* **DIRECTIONS FOR THIS TASK**
Copy out all lines of the records in which the word "ACPI" appears.

* **DATASET CONTENT**
--- Start ---

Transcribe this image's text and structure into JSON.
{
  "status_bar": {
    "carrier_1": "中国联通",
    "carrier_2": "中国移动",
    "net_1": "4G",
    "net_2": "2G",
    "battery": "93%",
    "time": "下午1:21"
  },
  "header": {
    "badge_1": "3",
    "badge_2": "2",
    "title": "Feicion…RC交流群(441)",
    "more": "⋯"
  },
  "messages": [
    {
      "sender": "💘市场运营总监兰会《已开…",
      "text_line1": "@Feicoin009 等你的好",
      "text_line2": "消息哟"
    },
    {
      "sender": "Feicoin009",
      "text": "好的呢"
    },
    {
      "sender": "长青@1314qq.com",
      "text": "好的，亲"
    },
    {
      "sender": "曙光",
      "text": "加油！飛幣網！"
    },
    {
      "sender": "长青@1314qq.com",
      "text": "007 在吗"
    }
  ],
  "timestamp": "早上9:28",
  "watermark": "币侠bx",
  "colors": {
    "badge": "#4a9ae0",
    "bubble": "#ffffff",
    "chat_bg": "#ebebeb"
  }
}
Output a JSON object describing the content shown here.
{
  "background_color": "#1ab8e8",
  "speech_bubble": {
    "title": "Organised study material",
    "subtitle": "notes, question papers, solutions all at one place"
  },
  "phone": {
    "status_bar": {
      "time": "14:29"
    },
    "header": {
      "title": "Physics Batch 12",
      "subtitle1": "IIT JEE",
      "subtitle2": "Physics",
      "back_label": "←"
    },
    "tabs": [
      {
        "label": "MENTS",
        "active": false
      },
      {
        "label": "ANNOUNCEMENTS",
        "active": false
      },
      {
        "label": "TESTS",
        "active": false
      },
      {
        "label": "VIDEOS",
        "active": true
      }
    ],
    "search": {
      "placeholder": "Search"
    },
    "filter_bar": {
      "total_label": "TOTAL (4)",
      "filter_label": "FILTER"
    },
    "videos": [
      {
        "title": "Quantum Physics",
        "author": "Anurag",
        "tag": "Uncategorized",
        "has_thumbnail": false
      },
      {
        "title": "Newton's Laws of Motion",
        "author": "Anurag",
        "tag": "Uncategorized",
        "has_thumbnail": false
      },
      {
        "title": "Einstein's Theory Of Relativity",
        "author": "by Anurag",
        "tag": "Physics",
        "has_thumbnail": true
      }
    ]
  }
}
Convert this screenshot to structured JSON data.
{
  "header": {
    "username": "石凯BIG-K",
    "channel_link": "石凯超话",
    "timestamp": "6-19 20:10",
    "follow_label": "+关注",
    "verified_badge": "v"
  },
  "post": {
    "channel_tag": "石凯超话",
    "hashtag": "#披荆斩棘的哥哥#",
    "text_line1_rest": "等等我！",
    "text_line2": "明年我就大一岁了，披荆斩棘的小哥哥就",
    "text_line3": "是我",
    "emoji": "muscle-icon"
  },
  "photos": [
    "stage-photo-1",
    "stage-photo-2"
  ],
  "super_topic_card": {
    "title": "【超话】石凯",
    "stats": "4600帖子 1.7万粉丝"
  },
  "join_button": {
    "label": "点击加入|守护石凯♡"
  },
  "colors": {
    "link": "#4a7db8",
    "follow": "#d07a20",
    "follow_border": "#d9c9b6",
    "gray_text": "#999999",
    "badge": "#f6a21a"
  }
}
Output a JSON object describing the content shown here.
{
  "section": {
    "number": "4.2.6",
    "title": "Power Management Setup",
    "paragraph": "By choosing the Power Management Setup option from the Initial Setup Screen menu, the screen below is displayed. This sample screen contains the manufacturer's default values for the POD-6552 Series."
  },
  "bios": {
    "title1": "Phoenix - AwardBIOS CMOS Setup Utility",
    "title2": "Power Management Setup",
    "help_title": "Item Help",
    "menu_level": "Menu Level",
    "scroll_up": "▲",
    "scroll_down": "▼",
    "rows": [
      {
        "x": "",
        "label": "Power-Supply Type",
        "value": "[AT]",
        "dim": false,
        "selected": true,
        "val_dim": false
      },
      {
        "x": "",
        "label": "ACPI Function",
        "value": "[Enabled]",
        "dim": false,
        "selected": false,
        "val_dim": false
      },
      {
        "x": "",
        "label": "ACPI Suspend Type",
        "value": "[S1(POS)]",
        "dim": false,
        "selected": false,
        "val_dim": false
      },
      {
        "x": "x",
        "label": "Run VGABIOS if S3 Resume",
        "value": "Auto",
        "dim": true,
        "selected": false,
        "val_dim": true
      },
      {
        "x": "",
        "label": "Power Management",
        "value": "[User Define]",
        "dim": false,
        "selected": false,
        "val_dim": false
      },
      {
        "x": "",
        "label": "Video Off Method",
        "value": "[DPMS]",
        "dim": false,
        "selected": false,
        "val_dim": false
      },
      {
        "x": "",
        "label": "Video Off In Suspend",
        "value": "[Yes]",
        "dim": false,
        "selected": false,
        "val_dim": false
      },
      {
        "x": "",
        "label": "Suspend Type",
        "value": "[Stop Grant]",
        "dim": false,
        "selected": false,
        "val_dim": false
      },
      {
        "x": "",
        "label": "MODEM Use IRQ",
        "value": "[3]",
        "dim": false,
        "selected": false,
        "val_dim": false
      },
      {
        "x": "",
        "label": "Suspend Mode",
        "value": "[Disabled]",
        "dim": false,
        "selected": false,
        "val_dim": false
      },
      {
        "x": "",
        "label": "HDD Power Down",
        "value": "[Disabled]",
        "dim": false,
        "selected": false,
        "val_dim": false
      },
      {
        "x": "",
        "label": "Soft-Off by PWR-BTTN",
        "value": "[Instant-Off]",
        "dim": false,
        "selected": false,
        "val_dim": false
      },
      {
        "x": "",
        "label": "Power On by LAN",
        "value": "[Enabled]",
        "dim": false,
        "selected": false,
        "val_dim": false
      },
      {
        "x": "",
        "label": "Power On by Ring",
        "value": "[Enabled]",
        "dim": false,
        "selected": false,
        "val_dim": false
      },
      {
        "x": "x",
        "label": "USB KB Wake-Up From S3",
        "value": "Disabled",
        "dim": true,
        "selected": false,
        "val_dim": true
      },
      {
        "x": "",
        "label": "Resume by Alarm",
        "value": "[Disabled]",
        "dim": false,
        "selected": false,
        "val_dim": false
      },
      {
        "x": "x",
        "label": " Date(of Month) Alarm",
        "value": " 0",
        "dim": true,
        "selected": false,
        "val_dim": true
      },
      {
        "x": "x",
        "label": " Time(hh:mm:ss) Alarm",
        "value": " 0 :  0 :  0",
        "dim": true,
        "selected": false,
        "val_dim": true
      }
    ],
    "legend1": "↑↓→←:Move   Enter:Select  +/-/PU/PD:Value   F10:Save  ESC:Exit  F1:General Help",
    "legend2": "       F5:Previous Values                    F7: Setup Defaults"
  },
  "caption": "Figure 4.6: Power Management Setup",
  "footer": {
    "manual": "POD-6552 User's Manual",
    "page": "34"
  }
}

--- End ---

* **RESULT BELOW**
        "label": "ACPI Function",
        "label": "ACPI Suspend Type",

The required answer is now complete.